→ **Task instructions**:
Would you retype all of these records exactly?
* BEGIN Dataset records *
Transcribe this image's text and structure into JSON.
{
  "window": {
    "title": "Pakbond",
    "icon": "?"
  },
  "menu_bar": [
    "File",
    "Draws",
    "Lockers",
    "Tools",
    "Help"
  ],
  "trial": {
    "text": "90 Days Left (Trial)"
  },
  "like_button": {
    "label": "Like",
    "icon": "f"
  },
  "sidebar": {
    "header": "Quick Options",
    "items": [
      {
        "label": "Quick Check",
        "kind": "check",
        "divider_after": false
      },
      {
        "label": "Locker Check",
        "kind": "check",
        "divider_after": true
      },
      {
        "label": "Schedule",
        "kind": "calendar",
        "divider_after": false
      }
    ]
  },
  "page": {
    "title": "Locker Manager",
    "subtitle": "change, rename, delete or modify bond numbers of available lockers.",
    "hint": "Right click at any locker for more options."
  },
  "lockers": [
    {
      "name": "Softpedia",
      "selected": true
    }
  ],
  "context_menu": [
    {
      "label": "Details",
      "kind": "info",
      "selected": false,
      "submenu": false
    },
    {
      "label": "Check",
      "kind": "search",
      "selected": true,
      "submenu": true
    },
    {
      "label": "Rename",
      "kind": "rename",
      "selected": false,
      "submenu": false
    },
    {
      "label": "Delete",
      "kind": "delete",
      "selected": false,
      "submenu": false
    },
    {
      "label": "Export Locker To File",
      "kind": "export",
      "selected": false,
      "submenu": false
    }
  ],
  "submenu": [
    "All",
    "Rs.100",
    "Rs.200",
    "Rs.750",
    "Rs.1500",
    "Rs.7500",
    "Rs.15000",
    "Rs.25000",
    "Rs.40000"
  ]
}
* END Dataset records *
→ **Solution to this exercise**:
Transcribe this image's text and structure into JSON.
{
  "window": {
    "title": "Pakbond",
    "icon": "?"
  },
  "menu_bar": [
    "File",
    "Draws",
    "Lockers",
    "Tools",
    "Help"
  ],
  "trial": {
    "text": "90 Days Left (Trial)"
  },
  "like_button": {
    "label": "Like",
    "icon": "f"
  },
  "sidebar": {
    "header": "Quick Options",
    "items": [
      {
        "label": "Quick Check",
        "kind": "check",
        "divider_after": false
      },
      {
        "label": "Locker Check",
        "kind": "check",
        "divider_after": true
      },
      {
        "label": "Schedule",
        "kind": "calendar",
        "divider_after": false
      }
    ]
  },
  "page": {
    "title": "Locker Manager",
    "subtitle": "change, rename, delete or modify bond numbers of available lockers.",
    "hint": "Right click at any locker for more options."
  },
  "lockers": [
    {
      "name": "Softpedia",
      "selected": true
    }
  ],
  "context_menu": [
    {
      "label": "Details",
      "kind": "info",
      "selected": false,
      "submenu": false
    },
    {
      "label": "Check",
      "kind": "search",
      "selected": true,
      "submenu": true
    },
    {
      "label": "Rename",
      "kind": "rename",
      "selected": false,
      "submenu": false
    },
    {
      "label": "Delete",
      "kind": "delete",
      "selected": false,
      "submenu": false
    },
    {
      "label": "Export Locker To File",
      "kind": "export",
      "selected": false,
      "submenu": false
    }
  ],
  "submenu": [
    "All",
    "Rs.100",
    "Rs.200",
    "Rs.750",
    "Rs.1500",
    "Rs.7500",
    "Rs.15000",
    "Rs.25000",
    "Rs.40000"
  ]
}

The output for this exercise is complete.